===== PROVIDED ENTRIES =====

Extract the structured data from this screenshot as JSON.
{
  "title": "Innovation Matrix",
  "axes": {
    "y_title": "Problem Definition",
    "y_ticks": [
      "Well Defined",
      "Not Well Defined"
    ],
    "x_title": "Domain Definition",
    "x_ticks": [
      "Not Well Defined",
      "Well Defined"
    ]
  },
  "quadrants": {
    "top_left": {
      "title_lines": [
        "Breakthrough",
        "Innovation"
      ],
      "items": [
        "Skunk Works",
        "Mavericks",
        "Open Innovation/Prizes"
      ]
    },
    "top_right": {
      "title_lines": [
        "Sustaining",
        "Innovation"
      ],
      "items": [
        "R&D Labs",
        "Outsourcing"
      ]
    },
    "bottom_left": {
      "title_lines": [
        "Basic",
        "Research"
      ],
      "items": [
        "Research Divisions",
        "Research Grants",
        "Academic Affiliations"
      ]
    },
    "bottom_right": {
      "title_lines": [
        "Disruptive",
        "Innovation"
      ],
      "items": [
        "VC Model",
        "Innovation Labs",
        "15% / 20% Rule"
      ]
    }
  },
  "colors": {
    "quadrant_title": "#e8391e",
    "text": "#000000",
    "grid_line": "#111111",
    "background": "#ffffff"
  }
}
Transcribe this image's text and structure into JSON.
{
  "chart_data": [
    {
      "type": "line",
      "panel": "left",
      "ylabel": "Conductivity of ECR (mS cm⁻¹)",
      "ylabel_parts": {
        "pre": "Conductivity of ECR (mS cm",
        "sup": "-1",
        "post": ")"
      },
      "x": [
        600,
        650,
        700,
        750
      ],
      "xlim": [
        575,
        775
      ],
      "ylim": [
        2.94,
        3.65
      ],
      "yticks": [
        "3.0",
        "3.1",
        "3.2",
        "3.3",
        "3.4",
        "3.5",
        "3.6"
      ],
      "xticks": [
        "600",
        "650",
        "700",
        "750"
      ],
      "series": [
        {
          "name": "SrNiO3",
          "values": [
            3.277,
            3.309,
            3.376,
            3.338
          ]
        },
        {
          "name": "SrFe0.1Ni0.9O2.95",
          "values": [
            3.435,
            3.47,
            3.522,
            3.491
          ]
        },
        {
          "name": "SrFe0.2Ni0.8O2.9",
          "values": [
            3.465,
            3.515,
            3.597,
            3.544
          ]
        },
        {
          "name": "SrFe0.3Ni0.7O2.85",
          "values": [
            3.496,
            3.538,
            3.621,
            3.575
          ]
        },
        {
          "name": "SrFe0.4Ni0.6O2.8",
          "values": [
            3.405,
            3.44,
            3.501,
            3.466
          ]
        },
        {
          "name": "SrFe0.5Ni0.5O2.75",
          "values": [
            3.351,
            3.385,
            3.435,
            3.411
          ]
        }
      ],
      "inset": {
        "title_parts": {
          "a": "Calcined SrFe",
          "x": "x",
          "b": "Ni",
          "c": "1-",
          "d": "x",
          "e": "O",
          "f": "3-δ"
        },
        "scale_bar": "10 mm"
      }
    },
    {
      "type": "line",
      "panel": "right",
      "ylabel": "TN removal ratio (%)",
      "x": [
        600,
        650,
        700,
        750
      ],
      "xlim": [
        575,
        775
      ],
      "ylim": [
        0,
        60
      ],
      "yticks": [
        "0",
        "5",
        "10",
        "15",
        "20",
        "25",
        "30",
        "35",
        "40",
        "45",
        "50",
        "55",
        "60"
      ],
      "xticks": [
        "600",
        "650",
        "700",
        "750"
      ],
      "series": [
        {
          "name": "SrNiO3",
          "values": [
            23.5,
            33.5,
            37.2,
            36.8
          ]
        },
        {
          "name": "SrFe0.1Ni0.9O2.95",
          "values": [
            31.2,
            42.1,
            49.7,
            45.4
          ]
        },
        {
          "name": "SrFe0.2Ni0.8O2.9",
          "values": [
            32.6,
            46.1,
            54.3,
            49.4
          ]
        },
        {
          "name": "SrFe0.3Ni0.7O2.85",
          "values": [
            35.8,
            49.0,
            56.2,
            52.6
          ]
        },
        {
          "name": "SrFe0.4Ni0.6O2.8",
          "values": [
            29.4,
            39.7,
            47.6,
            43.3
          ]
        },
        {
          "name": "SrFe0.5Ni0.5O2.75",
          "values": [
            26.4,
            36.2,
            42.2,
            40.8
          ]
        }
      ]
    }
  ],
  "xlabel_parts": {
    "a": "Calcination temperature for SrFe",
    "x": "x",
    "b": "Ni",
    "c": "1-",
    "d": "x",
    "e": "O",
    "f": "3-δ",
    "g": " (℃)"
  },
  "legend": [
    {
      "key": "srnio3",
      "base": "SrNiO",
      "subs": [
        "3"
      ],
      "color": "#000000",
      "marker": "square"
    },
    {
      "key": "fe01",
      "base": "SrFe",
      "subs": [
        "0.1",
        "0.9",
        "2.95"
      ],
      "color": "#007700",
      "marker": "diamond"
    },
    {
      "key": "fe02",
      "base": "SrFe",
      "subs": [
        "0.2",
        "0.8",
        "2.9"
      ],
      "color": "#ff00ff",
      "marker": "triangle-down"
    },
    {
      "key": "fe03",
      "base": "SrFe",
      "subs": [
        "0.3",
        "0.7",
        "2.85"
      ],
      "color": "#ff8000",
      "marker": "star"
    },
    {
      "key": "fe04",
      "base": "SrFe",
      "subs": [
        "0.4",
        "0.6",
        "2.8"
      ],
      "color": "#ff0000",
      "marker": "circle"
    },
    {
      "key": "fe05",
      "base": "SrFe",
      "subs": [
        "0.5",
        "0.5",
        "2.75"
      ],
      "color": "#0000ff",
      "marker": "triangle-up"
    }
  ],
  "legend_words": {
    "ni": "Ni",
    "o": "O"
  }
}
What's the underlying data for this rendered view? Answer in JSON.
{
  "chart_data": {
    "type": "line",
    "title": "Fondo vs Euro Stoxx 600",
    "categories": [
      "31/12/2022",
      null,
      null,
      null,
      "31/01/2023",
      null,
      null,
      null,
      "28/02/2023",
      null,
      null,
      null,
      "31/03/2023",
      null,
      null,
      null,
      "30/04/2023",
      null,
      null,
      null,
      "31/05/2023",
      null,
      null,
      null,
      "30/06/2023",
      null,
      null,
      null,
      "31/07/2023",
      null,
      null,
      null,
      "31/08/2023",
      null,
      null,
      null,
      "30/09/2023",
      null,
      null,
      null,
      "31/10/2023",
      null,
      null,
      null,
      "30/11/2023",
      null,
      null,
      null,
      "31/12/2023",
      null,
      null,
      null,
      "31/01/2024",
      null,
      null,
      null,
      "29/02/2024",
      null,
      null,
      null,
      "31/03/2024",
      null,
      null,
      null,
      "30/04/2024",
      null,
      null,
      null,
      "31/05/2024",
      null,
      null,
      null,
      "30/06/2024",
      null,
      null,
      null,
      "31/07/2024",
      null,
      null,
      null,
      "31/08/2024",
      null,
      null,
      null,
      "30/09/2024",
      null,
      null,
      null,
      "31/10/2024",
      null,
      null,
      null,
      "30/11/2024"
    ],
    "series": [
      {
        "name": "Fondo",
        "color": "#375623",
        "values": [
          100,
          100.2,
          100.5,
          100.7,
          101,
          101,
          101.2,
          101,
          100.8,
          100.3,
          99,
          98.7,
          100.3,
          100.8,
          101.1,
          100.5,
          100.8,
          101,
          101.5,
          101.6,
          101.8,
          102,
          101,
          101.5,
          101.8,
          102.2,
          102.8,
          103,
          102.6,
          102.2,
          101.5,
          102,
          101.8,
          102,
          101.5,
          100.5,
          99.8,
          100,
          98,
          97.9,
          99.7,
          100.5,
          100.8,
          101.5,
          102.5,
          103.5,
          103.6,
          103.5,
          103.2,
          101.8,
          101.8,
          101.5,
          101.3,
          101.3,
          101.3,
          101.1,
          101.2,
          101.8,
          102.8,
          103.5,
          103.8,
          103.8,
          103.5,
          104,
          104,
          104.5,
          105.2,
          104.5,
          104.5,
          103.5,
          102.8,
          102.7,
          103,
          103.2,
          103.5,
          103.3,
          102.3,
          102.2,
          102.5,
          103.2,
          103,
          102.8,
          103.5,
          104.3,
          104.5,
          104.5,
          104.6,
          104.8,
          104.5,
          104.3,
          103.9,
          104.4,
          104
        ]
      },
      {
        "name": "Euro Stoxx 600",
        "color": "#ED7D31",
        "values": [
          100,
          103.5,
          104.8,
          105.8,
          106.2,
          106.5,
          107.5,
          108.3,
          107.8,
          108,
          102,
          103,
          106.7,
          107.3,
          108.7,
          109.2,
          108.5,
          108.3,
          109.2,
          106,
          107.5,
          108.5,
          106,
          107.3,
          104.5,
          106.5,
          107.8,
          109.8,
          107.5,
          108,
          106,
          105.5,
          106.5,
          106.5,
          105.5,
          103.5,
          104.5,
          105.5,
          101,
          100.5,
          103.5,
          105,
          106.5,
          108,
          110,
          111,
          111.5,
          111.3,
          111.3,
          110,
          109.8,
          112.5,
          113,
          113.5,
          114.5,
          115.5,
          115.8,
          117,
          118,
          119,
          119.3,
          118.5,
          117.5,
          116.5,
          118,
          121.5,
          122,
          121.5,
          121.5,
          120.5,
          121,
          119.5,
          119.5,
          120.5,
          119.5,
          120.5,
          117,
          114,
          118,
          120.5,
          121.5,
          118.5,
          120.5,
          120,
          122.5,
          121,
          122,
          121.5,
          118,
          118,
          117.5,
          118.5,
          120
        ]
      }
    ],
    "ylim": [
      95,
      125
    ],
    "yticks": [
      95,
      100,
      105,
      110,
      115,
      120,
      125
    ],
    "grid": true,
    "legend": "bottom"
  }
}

=====

**PROBLEM TO SOLVE**
Report every line containing the word "Fondo" from the listing above.

**SOLUTION FOR THIS TASK**
    "title": "Fondo vs Euro Stoxx 600",
        "name": "Fondo",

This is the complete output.